Required task
Reproduce all of the records exactly.

Records to process
.....

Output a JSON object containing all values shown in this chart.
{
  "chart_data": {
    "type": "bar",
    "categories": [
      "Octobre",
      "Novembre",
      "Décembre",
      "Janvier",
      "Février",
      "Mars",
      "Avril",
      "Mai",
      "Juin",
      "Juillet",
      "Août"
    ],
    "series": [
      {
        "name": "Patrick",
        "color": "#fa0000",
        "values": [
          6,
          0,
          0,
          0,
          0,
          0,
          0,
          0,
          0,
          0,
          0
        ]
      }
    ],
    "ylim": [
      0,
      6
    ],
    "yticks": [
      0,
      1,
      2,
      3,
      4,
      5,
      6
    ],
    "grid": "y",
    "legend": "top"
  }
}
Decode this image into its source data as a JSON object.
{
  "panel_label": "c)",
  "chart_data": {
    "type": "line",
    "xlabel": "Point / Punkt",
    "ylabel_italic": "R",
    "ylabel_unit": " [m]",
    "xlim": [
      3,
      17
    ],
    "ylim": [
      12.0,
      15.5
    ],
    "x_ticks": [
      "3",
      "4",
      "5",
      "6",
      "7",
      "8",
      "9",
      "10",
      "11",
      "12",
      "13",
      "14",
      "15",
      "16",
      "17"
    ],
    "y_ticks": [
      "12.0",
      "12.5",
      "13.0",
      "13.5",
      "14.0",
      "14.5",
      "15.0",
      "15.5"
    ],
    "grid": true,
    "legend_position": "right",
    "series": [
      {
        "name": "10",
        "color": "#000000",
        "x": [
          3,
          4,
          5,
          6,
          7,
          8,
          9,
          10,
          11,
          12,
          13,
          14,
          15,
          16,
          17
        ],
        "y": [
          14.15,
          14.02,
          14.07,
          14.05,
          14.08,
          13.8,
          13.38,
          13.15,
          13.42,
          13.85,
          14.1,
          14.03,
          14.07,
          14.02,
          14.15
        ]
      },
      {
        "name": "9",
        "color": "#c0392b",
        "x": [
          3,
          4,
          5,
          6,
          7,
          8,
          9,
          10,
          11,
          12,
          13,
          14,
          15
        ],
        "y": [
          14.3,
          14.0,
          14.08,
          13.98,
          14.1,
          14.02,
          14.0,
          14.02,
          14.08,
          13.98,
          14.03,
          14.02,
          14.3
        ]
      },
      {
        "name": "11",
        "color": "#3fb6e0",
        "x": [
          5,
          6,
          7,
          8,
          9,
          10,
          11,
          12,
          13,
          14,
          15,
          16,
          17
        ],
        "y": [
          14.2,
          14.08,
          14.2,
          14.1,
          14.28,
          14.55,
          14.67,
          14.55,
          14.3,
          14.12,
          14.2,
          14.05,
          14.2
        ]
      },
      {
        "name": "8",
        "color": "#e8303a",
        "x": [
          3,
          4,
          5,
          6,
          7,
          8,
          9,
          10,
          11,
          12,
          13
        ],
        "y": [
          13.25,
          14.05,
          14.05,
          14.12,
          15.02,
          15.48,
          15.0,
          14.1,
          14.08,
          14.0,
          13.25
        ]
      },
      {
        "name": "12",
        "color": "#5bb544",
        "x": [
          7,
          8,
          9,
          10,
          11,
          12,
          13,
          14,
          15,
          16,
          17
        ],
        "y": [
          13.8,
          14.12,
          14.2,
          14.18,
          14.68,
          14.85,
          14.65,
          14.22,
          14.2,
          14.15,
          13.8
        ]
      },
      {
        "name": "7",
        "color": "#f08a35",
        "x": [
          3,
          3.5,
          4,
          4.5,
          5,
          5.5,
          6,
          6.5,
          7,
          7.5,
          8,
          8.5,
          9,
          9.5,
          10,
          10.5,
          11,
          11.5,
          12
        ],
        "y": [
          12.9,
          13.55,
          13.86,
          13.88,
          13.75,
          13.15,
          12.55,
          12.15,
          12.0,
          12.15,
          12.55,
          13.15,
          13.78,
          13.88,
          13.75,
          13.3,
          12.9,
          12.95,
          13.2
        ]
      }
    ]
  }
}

.....

Finished task
Output a JSON object containing all values shown in this chart.
{
  "chart_data": {
    "type": "bar",
    "categories": [
      "Octobre",
      "Novembre",
      "Décembre",
      "Janvier",
      "Février",
      "Mars",
      "Avril",
      "Mai",
      "Juin",
      "Juillet",
      "Août"
    ],
    "series": [
      {
        "name": "Patrick",
        "color": "#fa0000",
        "values": [
          6,
          0,
          0,
          0,
          0,
          0,
          0,
          0,
          0,
          0,
          0
        ]
      }
    ],
    "ylim": [
      0,
      6
    ],
    "yticks": [
      0,
      1,
      2,
      3,
      4,
      5,
      6
    ],
    "grid": "y",
    "legend": "top"
  }
}
Decode this image into its source data as a JSON object.
{
  "panel_label": "c)",
  "chart_data": {
    "type": "line",
    "xlabel": "Point / Punkt",
    "ylabel_italic": "R",
    "ylabel_unit": " [m]",
    "xlim": [
      3,
      17
    ],
    "ylim": [
      12.0,
      15.5
    ],
    "x_ticks": [
      "3",
      "4",
      "5",
      "6",
      "7",
      "8",
      "9",
      "10",
      "11",
      "12",
      "13",
      "14",
      "15",
      "16",
      "17"
    ],
    "y_ticks": [
      "12.0",
      "12.5",
      "13.0",
      "13.5",
      "14.0",
      "14.5",
      "15.0",
      "15.5"
    ],
    "grid": true,
    "legend_position": "right",
    "series": [
      {
        "name": "10",
        "color": "#000000",
        "x": [
          3,
          4,
          5,
          6,
          7,
          8,
          9,
          10,
          11,
          12,
          13,
          14,
          15,
          16,
          17
        ],
        "y": [
          14.15,
          14.02,
          14.07,
          14.05,
          14.08,
          13.8,
          13.38,
          13.15,
          13.42,
          13.85,
          14.1,
          14.03,
          14.07,
          14.02,
          14.15
        ]
      },
      {
        "name": "9",
        "color": "#c0392b",
        "x": [
          3,
          4,
          5,
          6,
          7,
          8,
          9,
          10,
          11,
          12,
          13,
          14,
          15
        ],
        "y": [
          14.3,
          14.0,
          14.08,
          13.98,
          14.1,
          14.02,
          14.0,
          14.02,
          14.08,
          13.98,
          14.03,
          14.02,
          14.3
        ]
      },
      {
        "name": "11",
        "color": "#3fb6e0",
        "x": [
          5,
          6,
          7,
          8,
          9,
          10,
          11,
          12,
          13,
          14,
          15,
          16,
          17
        ],
        "y": [
          14.2,
          14.08,
          14.2,
          14.1,
          14.28,
          14.55,
          14.67,
          14.55,
          14.3,
          14.12,
          14.2,
          14.05,
          14.2
        ]
      },
      {
        "name": "8",
        "color": "#e8303a",
        "x": [
          3,
          4,
          5,
          6,
          7,
          8,
          9,
          10,
          11,
          12,
          13
        ],
        "y": [
          13.25,
          14.05,
          14.05,
          14.12,
          15.02,
          15.48,
          15.0,
          14.1,
          14.08,
          14.0,
          13.25
        ]
      },
      {
        "name": "12",
        "color": "#5bb544",
        "x": [
          7,
          8,
          9,
          10,
          11,
          12,
          13,
          14,
          15,
          16,
          17
        ],
        "y": [
          13.8,
          14.12,
          14.2,
          14.18,
          14.68,
          14.85,
          14.65,
          14.22,
          14.2,
          14.15,
          13.8
        ]
      },
      {
        "name": "7",
        "color": "#f08a35",
        "x": [
          3,
          3.5,
          4,
          4.5,
          5,
          5.5,
          6,
          6.5,
          7,
          7.5,
          8,
          8.5,
          9,
          9.5,
          10,
          10.5,
          11,
          11.5,
          12
        ],
        "y": [
          12.9,
          13.55,
          13.86,
          13.88,
          13.75,
          13.15,
          12.55,
          12.15,
          12.0,
          12.15,
          12.55,
          13.15,
          13.78,
          13.88,
          13.75,
          13.3,
          12.9,
          12.95,
          13.2
        ]
      }
    ]
  }
}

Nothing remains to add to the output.